### What needs to be done
Your task is to copy the listing exactly. Drop any pictures from the copy.

start Material

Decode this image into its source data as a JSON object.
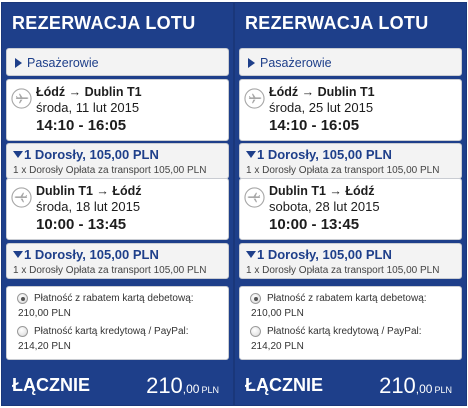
{
  "panels": [
    {
      "title": "REZERWACJA LOTU",
      "passengers_header": "Pasażerowie",
      "flights": [
        {
          "route": "Łódź → Dublin T1",
          "date": "środa, 11 lut 2015",
          "time": "14:10 - 16:05",
          "price_summary": "1 Dorosły, 105,00 PLN",
          "price_detail": "1 x Dorosły Opłata za transport 105,00 PLN"
        },
        {
          "route": "Dublin T1 → Łódź",
          "date": "środa, 18 lut 2015",
          "time": "10:00 - 13:45",
          "price_summary": "1 Dorosły, 105,00 PLN",
          "price_detail": "1 x Dorosły Opłata za transport 105,00 PLN"
        }
      ],
      "payment_options": [
        {
          "label": "Płatność z rabatem kartą debetową:",
          "amount": "210,00 PLN",
          "selected": true
        },
        {
          "label": "Płatność kartą kredytową / PayPal:",
          "amount": "214,20 PLN",
          "selected": false
        }
      ],
      "total": {
        "label": "ŁĄCZNIE",
        "integer": "210",
        "decimal": ",00",
        "currency": "PLN"
      }
    },
    {
      "title": "REZERWACJA LOTU",
      "passengers_header": "Pasażerowie",
      "flights": [
        {
          "route": "Łódź → Dublin T1",
          "date": "środa, 25 lut 2015",
          "time": "14:10 - 16:05",
          "price_summary": "1 Dorosły, 105,00 PLN",
          "price_detail": "1 x Dorosły Opłata za transport 105,00 PLN"
        },
        {
          "route": "Dublin T1 → Łódź",
          "date": "sobota, 28 lut 2015",
          "time": "10:00 - 13:45",
          "price_summary": "1 Dorosły, 105,00 PLN",
          "price_detail": "1 x Dorosły Opłata za transport 105,00 PLN"
        }
      ],
      "payment_options": [
        {
          "label": "Płatność z rabatem kartą debetową:",
          "amount": "210,00 PLN",
          "selected": true
        },
        {
          "label": "Płatność kartą kredytową / PayPal:",
          "amount": "214,20 PLN",
          "selected": false
        }
      ],
      "total": {
        "label": "ŁĄCZNIE",
        "integer": "210",
        "decimal": ",00",
        "currency": "PLN"
      }
    }
  ],
  "icons": {
    "flight": "airplane-icon",
    "expand": "triangle-right-icon",
    "collapse": "triangle-down-icon"
  },
  "colors": {
    "panel_bg": "#1e3f8a",
    "accent_text": "#1e3f8a",
    "box_bg": "#f3f3f3"
  }
}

end Material

### Reply
Decode this image into its source data as a JSON object.
{
  "panels": [
    {
      "title": "REZERWACJA LOTU",
      "passengers_header": "Pasażerowie",
      "flights": [
        {
          "route": "Łódź → Dublin T1",
          "date": "środa, 11 lut 2015",
          "time": "14:10 - 16:05",
          "price_summary": "1 Dorosły, 105,00 PLN",
          "price_detail": "1 x Dorosły Opłata za transport 105,00 PLN"
        },
        {
          "route": "Dublin T1 → Łódź",
          "date": "środa, 18 lut 2015",
          "time": "10:00 - 13:45",
          "price_summary": "1 Dorosły, 105,00 PLN",
          "price_detail": "1 x Dorosły Opłata za transport 105,00 PLN"
        }
      ],
      "payment_options": [
        {
          "label": "Płatność z rabatem kartą debetową:",
          "amount": "210,00 PLN",
          "selected": true
        },
        {
          "label": "Płatność kartą kredytową / PayPal:",
          "amount": "214,20 PLN",
          "selected": false
        }
      ],
      "total": {
        "label": "ŁĄCZNIE",
        "integer": "210",
        "decimal": ",00",
        "currency": "PLN"
      }
    },
    {
      "title": "REZERWACJA LOTU",
      "passengers_header": "Pasażerowie",
      "flights": [
        {
          "route": "Łódź → Dublin T1",
          "date": "środa, 25 lut 2015",
          "time": "14:10 - 16:05",
          "price_summary": "1 Dorosły, 105,00 PLN",
          "price_detail": "1 x Dorosły Opłata za transport 105,00 PLN"
        },
        {
          "route": "Dublin T1 → Łódź",
          "date": "sobota, 28 lut 2015",
          "time": "10:00 - 13:45",
          "price_summary": "1 Dorosły, 105,00 PLN",
          "price_detail": "1 x Dorosły Opłata za transport 105,00 PLN"
        }
      ],
      "payment_options": [
        {
          "label": "Płatność z rabatem kartą debetową:",
          "amount": "210,00 PLN",
          "selected": true
        },
        {
          "label": "Płatność kartą kredytową / PayPal:",
          "amount": "214,20 PLN",
          "selected": false
        }
      ],
      "total": {
        "label": "ŁĄCZNIE",
        "integer": "210",
        "decimal": ",00",
        "currency": "PLN"
      }
    }
  ],
  "icons": {
    "flight": "airplane-icon",
    "expand": "triangle-right-icon",
    "collapse": "triangle-down-icon"
  },
  "colors": {
    "panel_bg": "#1e3f8a",
    "accent_text": "#1e3f8a",
    "box_bg": "#f3f3f3"
  }
}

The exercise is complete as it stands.